EXERCISE REQUIREMENTS: Show all lines from the listing below that contain "រសជនជ".

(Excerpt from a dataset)
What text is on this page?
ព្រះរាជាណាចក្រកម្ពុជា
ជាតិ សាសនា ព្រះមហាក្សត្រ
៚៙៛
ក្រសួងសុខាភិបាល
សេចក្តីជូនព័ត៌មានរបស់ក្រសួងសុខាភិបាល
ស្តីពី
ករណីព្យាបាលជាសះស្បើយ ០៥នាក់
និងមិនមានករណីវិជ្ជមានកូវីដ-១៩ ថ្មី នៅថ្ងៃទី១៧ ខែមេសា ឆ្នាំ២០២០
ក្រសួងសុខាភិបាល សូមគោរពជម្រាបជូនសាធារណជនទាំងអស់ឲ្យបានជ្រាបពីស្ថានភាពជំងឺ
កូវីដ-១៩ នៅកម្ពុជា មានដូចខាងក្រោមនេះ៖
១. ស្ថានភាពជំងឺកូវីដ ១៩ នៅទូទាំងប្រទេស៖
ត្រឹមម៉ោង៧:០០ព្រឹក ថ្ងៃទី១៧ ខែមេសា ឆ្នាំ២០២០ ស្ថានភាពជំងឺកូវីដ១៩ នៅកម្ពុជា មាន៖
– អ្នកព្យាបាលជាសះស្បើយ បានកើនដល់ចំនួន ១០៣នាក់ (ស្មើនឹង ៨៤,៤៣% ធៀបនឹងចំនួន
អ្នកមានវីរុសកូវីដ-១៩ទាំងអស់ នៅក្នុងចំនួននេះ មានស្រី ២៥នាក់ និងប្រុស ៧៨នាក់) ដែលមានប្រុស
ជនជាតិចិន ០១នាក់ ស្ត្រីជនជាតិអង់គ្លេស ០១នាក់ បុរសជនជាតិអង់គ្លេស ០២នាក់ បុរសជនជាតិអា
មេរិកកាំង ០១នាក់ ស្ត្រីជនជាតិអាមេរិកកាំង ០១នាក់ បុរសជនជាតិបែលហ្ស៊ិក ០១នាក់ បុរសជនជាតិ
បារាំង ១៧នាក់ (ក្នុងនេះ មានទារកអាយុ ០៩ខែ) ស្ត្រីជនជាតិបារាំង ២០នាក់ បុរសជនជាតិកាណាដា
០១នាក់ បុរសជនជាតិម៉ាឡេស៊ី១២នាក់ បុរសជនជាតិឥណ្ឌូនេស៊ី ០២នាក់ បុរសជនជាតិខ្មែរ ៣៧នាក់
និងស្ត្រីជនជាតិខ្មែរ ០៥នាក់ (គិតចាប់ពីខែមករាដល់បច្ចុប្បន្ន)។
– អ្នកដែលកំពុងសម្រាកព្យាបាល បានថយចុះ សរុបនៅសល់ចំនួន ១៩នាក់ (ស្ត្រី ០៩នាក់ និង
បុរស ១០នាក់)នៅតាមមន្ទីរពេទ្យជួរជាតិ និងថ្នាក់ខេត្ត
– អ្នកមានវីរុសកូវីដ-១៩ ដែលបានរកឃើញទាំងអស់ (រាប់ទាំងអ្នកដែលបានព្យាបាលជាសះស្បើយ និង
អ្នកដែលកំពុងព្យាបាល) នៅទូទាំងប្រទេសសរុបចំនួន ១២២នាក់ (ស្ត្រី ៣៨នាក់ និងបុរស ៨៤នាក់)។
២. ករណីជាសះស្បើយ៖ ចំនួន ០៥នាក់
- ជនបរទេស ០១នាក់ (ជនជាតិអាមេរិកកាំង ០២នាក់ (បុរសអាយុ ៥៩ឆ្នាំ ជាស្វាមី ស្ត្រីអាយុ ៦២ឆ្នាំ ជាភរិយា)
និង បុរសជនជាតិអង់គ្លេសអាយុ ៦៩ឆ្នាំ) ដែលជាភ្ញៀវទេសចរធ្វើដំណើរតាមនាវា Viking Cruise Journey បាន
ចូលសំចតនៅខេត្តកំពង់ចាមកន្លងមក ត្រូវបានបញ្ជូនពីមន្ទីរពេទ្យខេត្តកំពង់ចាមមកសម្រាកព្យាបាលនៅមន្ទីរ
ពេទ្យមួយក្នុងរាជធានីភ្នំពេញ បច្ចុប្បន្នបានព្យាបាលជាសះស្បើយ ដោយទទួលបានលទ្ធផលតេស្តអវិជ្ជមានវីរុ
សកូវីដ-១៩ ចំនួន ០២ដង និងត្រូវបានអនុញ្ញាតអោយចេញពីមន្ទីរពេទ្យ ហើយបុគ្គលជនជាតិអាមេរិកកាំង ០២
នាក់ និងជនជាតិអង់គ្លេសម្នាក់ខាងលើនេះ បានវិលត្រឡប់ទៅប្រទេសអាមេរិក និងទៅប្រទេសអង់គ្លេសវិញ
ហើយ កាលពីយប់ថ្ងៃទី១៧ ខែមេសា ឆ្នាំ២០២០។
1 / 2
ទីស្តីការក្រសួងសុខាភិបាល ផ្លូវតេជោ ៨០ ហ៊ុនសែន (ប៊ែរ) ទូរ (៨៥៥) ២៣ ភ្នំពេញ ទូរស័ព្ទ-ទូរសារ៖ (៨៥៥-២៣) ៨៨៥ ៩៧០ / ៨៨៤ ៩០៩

ANSWER FOR THE TASK:
ជនជាតិចិន ០១នាក់ ស្ត្រីជនជាតិអង់គ្លេស ០១នាក់ បុរសជនជាតិអង់គ្លេស ០២នាក់ បុរសជនជាតិអា
មេរិកកាំង ០១នាក់ ស្ត្រីជនជាតិអាមេរិកកាំង ០១នាក់ បុរសជនជាតិបែលហ្ស៊ិក ០១នាក់ បុរសជនជាតិ
បារាំង ១៧នាក់ (ក្នុងនេះ មានទារកអាយុ ០៩ខែ) ស្ត្រីជនជាតិបារាំង ២០នាក់ បុរសជនជាតិកាណាដា
០១នាក់ បុរសជនជាតិម៉ាឡេស៊ី១២នាក់ បុរសជនជាតិឥណ្ឌូនេស៊ី ០២នាក់ បុរសជនជាតិខ្មែរ ៣៧នាក់
និង បុរសជនជាតិអង់គ្លេសអាយុ ៦៩ឆ្នាំ) ដែលជាភ្ញៀវទេសចរធ្វើដំណើរតាមនាវា Viking Cruise Journey បាន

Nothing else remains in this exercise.